==== Provided data

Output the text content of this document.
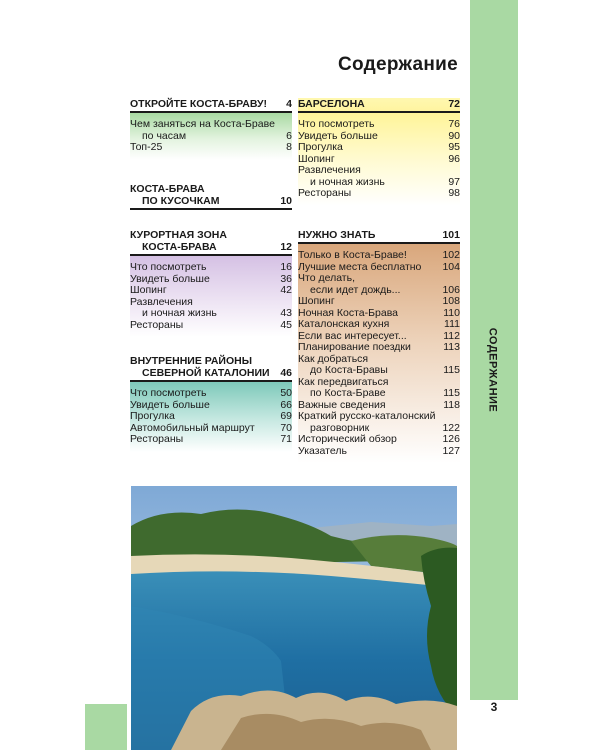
СОДЕРЖАНИЕ
3
Содержание
ОТКРОЙТЕ КОСТА-БРАВУ!	4
Чем заняться на Коста-Браве
по часам	6
Топ-25	8
КОСТА-БРАВА
ПО КУСОЧКАМ	10
КУРОРТНАЯ ЗОНА
КОСТА-БРАВА	12
Что посмотреть	16
Увидеть больше	36
Шопинг	42
Развлечения
и ночная жизнь	43
Рестораны	45
ВНУТРЕННИЕ РАЙОНЫ
СЕВЕРНОЙ КАТАЛОНИИ	46
Что посмотреть	50
Увидеть больше	66
Прогулка	69
Автомобильный маршрут	70
Рестораны	71
БАРСЕЛОНА	72
Что посмотреть	76
Увидеть больше	90
Прогулка	95
Шопинг	96
Развлечения
и ночная жизнь	97
Рестораны	98
НУЖНО ЗНАТЬ	101
Только в Коста-Браве!	102
Лучшие места бесплатно	104
Что делать,
если идет дождь...	106
Шопинг	108
Ночная Коста-Брава	110
Каталонская кухня	111
Если вас интересует...	112
Планирование поездки	113
Как добраться
до Коста-Бравы	115
Как передвигаться
по Коста-Браве	115
Важные сведения	118
Краткий русско-каталонский
разговорник	122
Исторический обзор	126
Указатель	127
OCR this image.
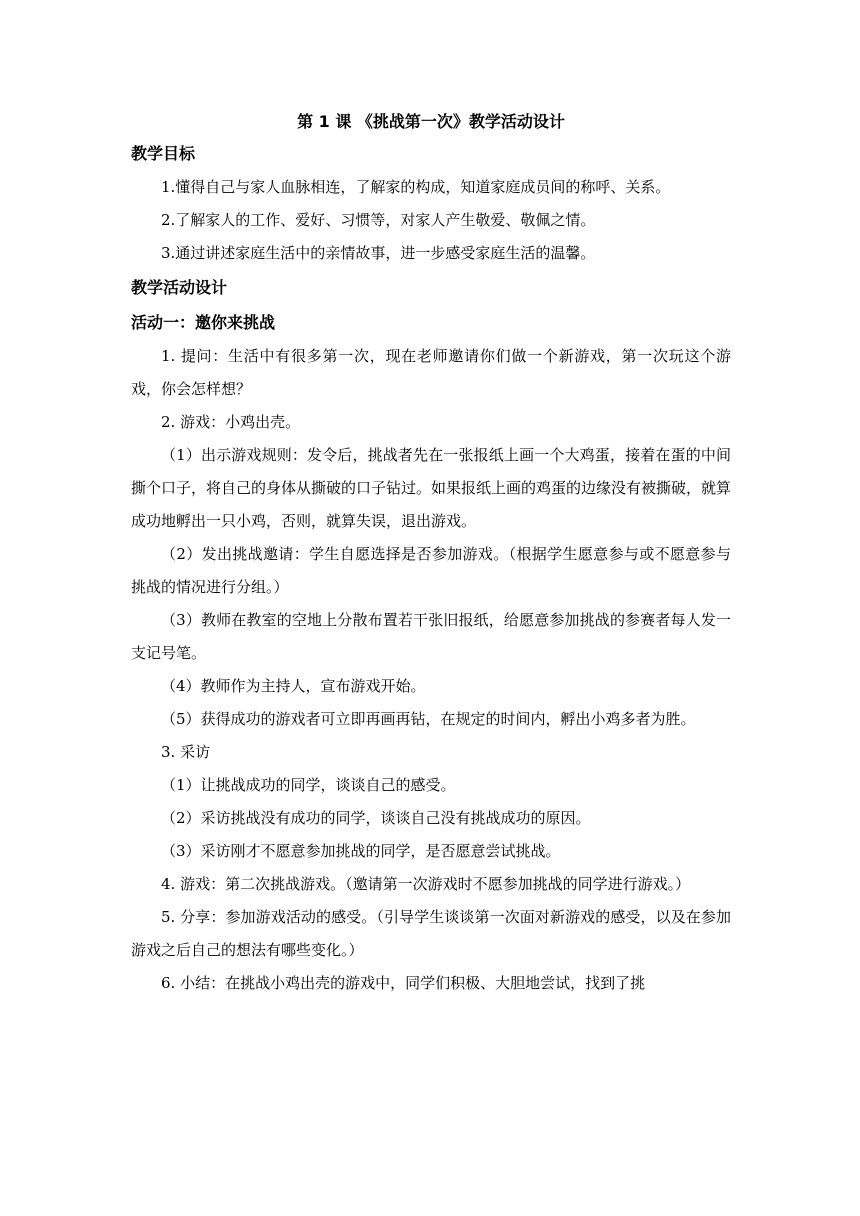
第 1 课 《挑战第一次》教学活动设计
教学目标

1.懂得自己与家人血脉相连，了解家的构成，知道家庭成员间的称呼、关系。

2.了解家人的工作、爱好、习惯等，对家人产生敬爱、敬佩之情。

3.通过讲述家庭生活中的亲情故事，进一步感受家庭生活的温馨。

教学活动设计
活动一：邀你来挑战

1. 提问：生活中有很多第一次，现在老师邀请你们做一个新游戏，第一次玩这个游戏，你会怎样想？

2. 游戏：小鸡出壳。

（1）出示游戏规则：发令后，挑战者先在一张报纸上画一个大鸡蛋，接着在蛋的中间撕个口子，将自己的身体从撕破的口子钻过。如果报纸上画的鸡蛋的边缘没有被撕破，就算成功地孵出一只小鸡，否则，就算失误，退出游戏。

（2）发出挑战邀请：学生自愿选择是否参加游戏。（根据学生愿意参与或不愿意参与挑战的情况进行分组。）

（3）教师在教室的空地上分散布置若干张旧报纸，给愿意参加挑战的参赛者每人发一支记号笔。

（4）教师作为主持人，宣布游戏开始。

（5）获得成功的游戏者可立即再画再钻，在规定的时间内，孵出小鸡多者为胜。

3. 采访

（1）让挑战成功的同学，谈谈自己的感受。

（2）采访挑战没有成功的同学，谈谈自己没有挑战成功的原因。

（3）采访刚才不愿意参加挑战的同学，是否愿意尝试挑战。

4. 游戏：第二次挑战游戏。（邀请第一次游戏时不愿参加挑战的同学进行游戏。）

5. 分享：参加游戏活动的感受。（引导学生谈谈第一次面对新游戏的感受，以及在参加游戏之后自己的想法有哪些变化。）

6. 小结：在挑战小鸡出壳的游戏中，同学们积极、大胆地尝试，找到了挑
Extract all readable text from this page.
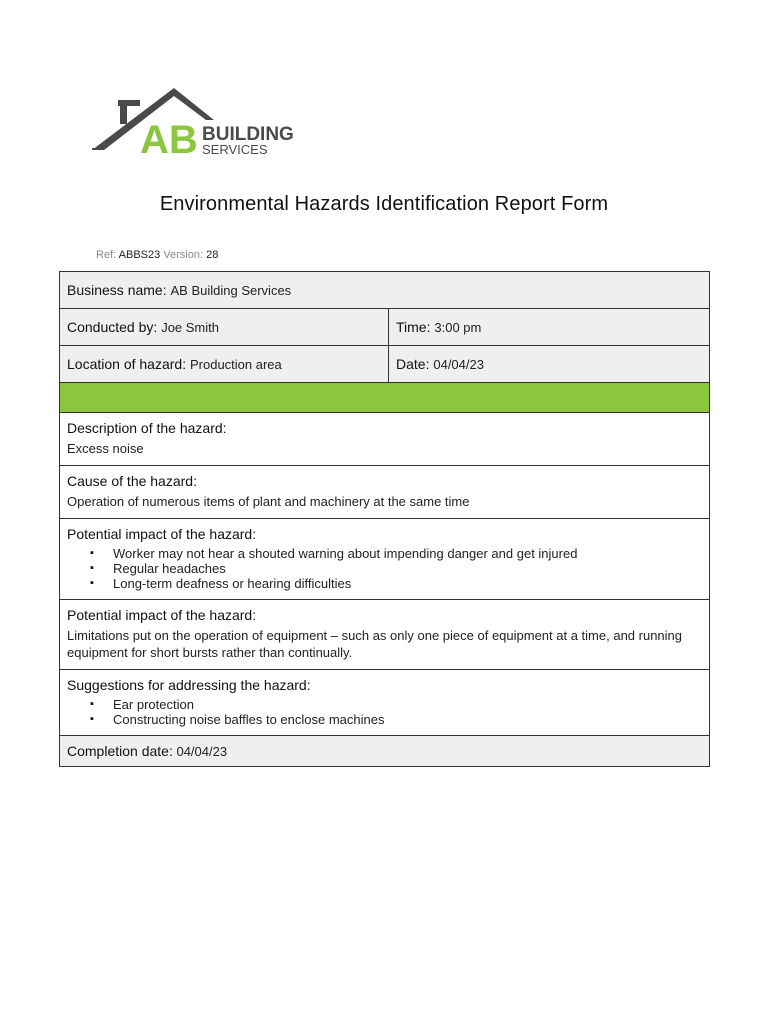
AB BUILDING
SERVICES
Environmental Hazards Identification Report Form
Ref: ABBS23 Version: 28
Business name : AB Building Services
Conducted by : Joe Smith	Time : 3:00 pm
Location of hazard : Production area	Date : 04/04/23
Description of the hazard:
Excess noise
Cause of the hazard:
Operation of numerous items of plant and machinery at the same time
Potential impact of the hazard:
▪ Worker may not hear a shouted warning about impending danger and get injured
▪ Regular headaches
▪ Long-term deafness or hearing difficulties
Potential impact of the hazard:
Limitations put on the operation of equipment – such as only one piece of equipment at a time, and running equipment for short bursts rather than continually.
Suggestions for addressing the hazard:
▪ Ear protection
▪ Constructing noise baffles to enclose machines
Completion date:
04/04/23
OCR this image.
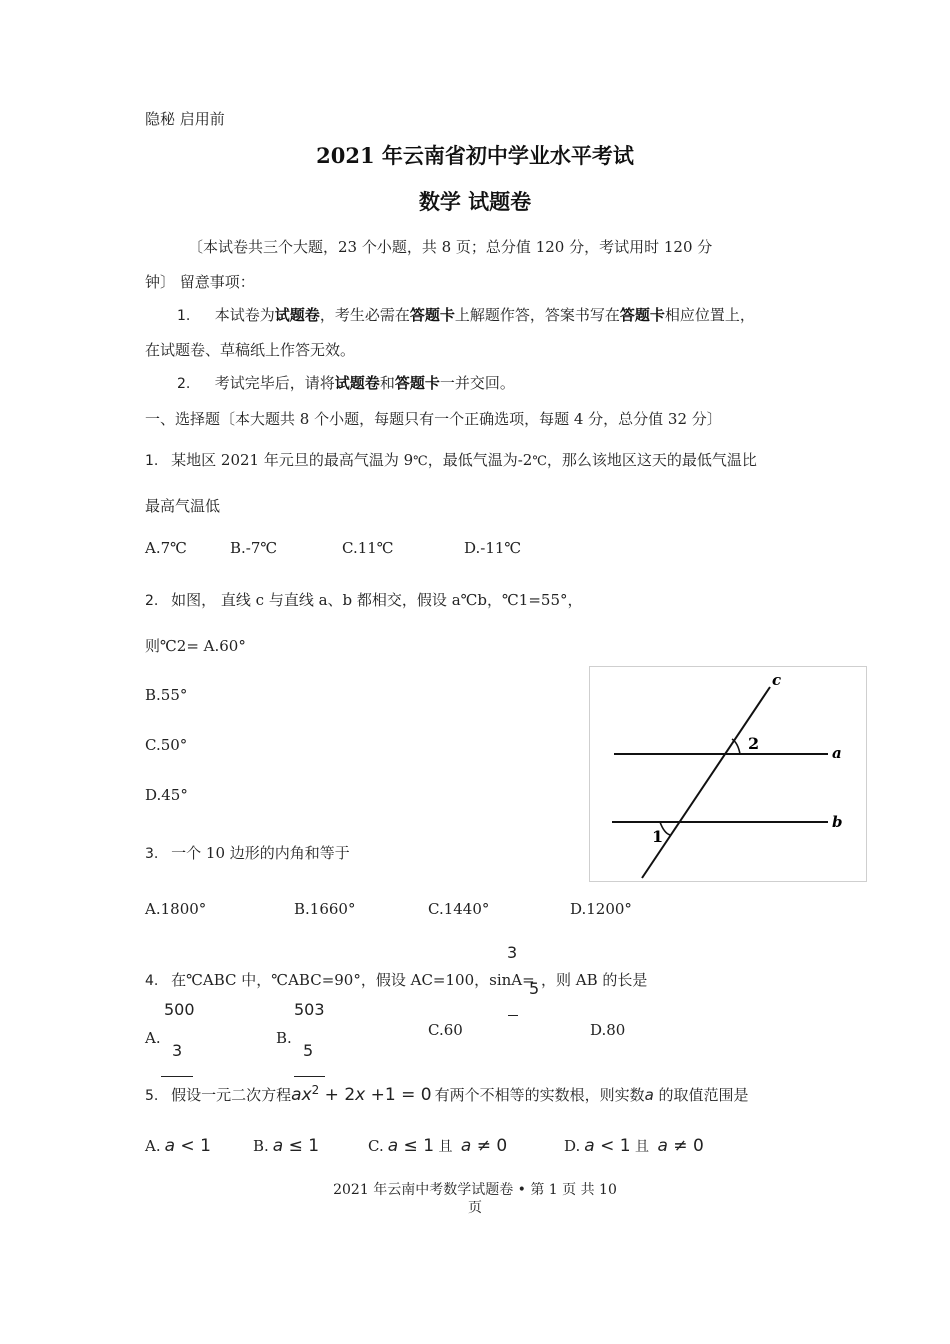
隐秘 启用前
2021 年云南省初中学业水平考试
数学 试题卷
〔本试卷共三个大题，23 个小题，共 8 页；总分值 120 分，考试用时 120 分
钟〕 留意事项：
1. 本试卷为试题卷，考生必需在答题卡上解题作答，答案书写在答题卡相应位置上，
在试题卷、草稿纸上作答无效。
2. 考试完毕后，请将试题卷和答题卡一并交回。
一、选择题〔本大题共 8 个小题，每题只有一个正确选项，每题 4 分，总分值 32 分〕
1. 某地区 2021 年元旦的最高气温为 9℃，最低气温为-2℃，那么该地区这天的最低气温比
最高气温低
A.7℃	B.-7℃	C.11℃	D.-11℃
2. 如图， 直线 c 与直线 a、b 都相交，假设 a℃b，℃1=55°，
则℃2= A.60°
B.55°
C.50°
D.45°
2
1
a
b
c
3. 一个 10 边形的内角和等于
A.1800°	B.1660°	C.1440°	D.1200°
3
4. 在℃ABC 中，℃ABC=90°，假设 AC=100，sinA=
5 ，则 AB 的长是
500	503
A.	B.	C.60	D.80
3	5
5. 假设一元二次方程$ax^2 + 2x +1 = 0$ 有两个不相等的实数根，则实数a 的取值范围是
A. a < 1	B. a ≤ 1	C. a ≤ 1 且 a ≠ 0	D. a < 1 且 a ≠ 0
2021 年云南中考数学试题卷 • 第 1 页 共 10
页
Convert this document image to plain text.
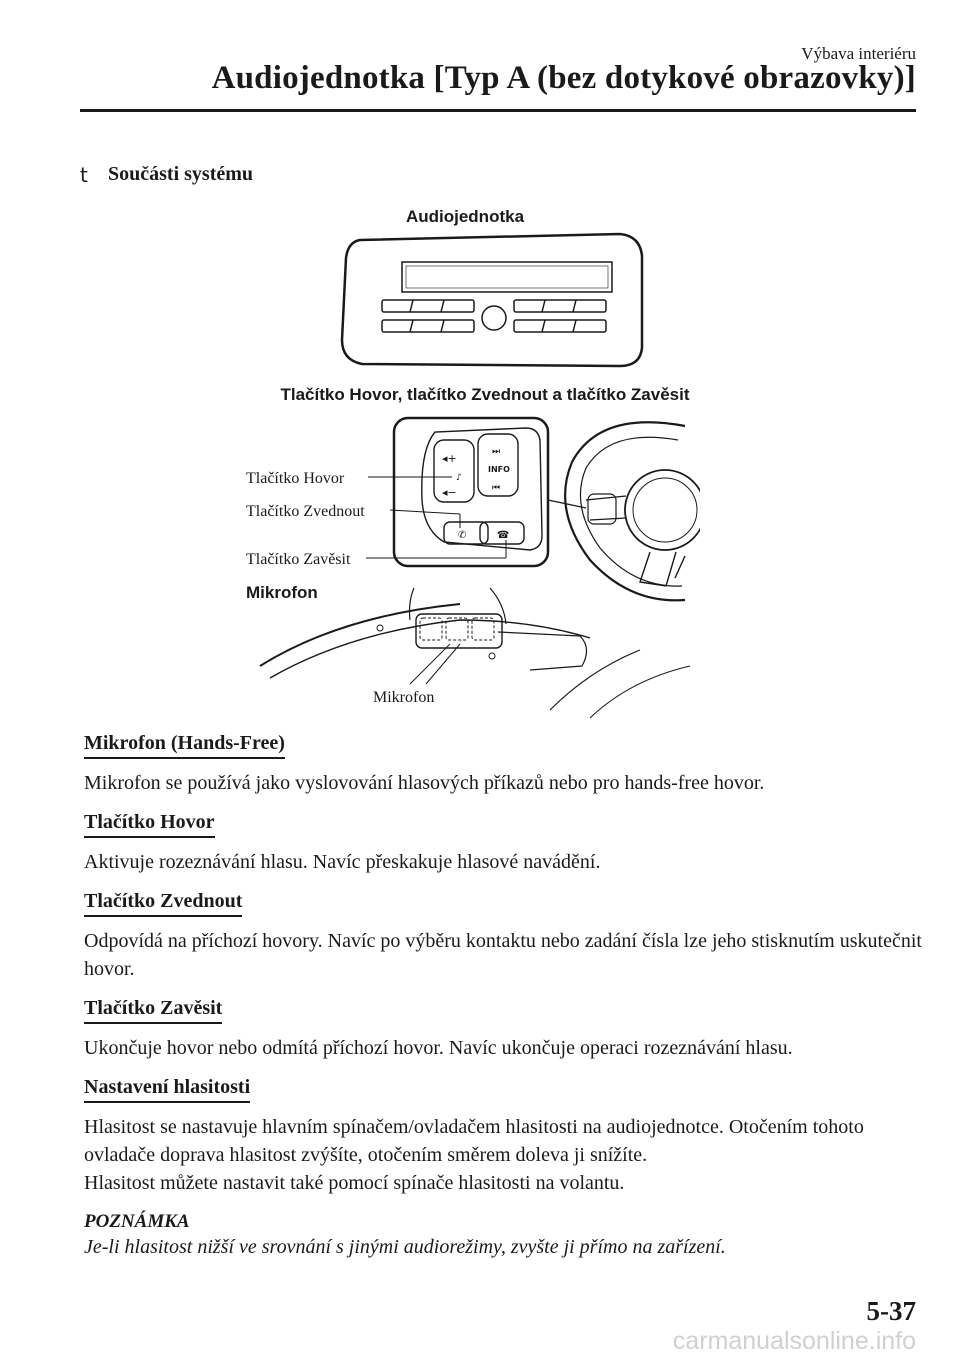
Výbava interiéru
Audiojednotka [Typ A (bez dotykové obrazovky)]
t Součásti systému
Audiojednotka
Tlačítko Hovor, tlačítko Zvednout a tlačítko Zavěsit
INFO
⏭
⏮
◂+
◂−
♪
✆	☎
Tlačítko Hovor
Tlačítko Zvednout
Tlačítko Zavěsit
Mikrofon
Mikrofon
Mikrofon (Hands-Free)

Mikrofon se používá jako vyslovování hlasových příkazů nebo pro hands-free hovor.

Tlačítko Hovor

Aktivuje rozeznávání hlasu. Navíc přeskakuje hlasové navádění.

Tlačítko Zvednout

Odpovídá na příchozí hovory. Navíc po výběru kontaktu nebo zadání čísla lze jeho stisknutím uskutečnit hovor.

Tlačítko Zavěsit

Ukončuje hovor nebo odmítá příchozí hovor. Navíc ukončuje operaci rozeznávání hlasu.

Nastavení hlasitosti

Hlasitost se nastavuje hlavním spínačem/ovladačem hlasitosti na audiojednotce. Otočením tohoto ovladače doprava hlasitost zvýšíte, otočením směrem doleva ji snížíte.
Hlasitost můžete nastavit také pomocí spínače hlasitosti na volantu.

POZNÁMKA
Je-li hlasitost nižší ve srovnání s jinými audiorežimy, zvyšte ji přímo na zařízení.
5-37
carmanualsonline.info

========

**Exercise objective:**
Return every line of the preceding records in which the word "text" appears.

**Answer to this task:**
Output the text content of this document.
Extract all readable text from this page.
Convert this document image to plain text.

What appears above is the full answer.